═════ DATA SUPPLIED ═════
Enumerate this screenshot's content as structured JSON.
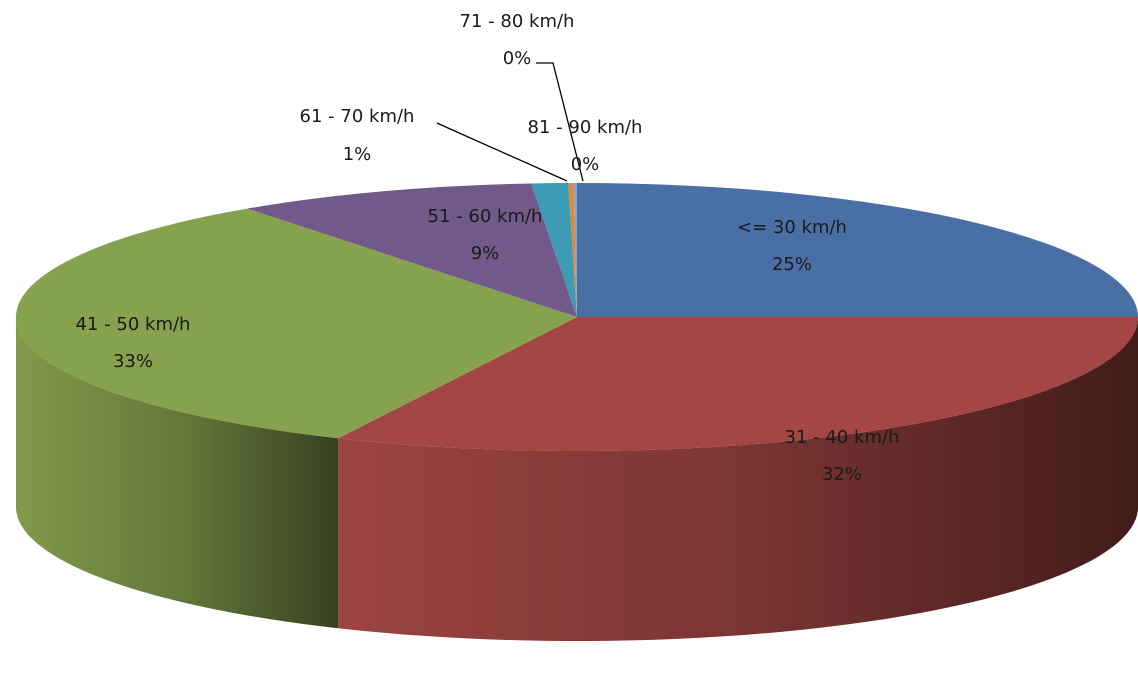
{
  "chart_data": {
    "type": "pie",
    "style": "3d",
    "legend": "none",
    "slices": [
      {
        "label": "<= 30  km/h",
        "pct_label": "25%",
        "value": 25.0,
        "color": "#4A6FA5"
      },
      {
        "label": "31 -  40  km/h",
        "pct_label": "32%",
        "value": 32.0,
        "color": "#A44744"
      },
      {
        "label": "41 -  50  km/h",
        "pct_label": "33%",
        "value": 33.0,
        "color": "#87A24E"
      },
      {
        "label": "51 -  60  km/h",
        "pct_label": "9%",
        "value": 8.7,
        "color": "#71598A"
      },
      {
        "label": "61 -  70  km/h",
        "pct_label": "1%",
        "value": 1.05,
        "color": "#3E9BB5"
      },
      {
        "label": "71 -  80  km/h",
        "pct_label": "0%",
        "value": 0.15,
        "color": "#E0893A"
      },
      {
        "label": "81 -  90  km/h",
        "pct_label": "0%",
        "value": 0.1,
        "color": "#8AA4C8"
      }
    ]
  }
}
═════
WORK INSTRUCTIONS —
Restate each of the entries above word for word and skip every image.

FULL ANSWER —
Enumerate this screenshot's content as structured JSON.
{
  "chart_data": {
    "type": "pie",
    "style": "3d",
    "legend": "none",
    "slices": [
      {
        "label": "<= 30  km/h",
        "pct_label": "25%",
        "value": 25.0,
        "color": "#4A6FA5"
      },
      {
        "label": "31 -  40  km/h",
        "pct_label": "32%",
        "value": 32.0,
        "color": "#A44744"
      },
      {
        "label": "41 -  50  km/h",
        "pct_label": "33%",
        "value": 33.0,
        "color": "#87A24E"
      },
      {
        "label": "51 -  60  km/h",
        "pct_label": "9%",
        "value": 8.7,
        "color": "#71598A"
      },
      {
        "label": "61 -  70  km/h",
        "pct_label": "1%",
        "value": 1.05,
        "color": "#3E9BB5"
      },
      {
        "label": "71 -  80  km/h",
        "pct_label": "0%",
        "value": 0.15,
        "color": "#E0893A"
      },
      {
        "label": "81 -  90  km/h",
        "pct_label": "0%",
        "value": 0.1,
        "color": "#8AA4C8"
      }
    ]
  }
}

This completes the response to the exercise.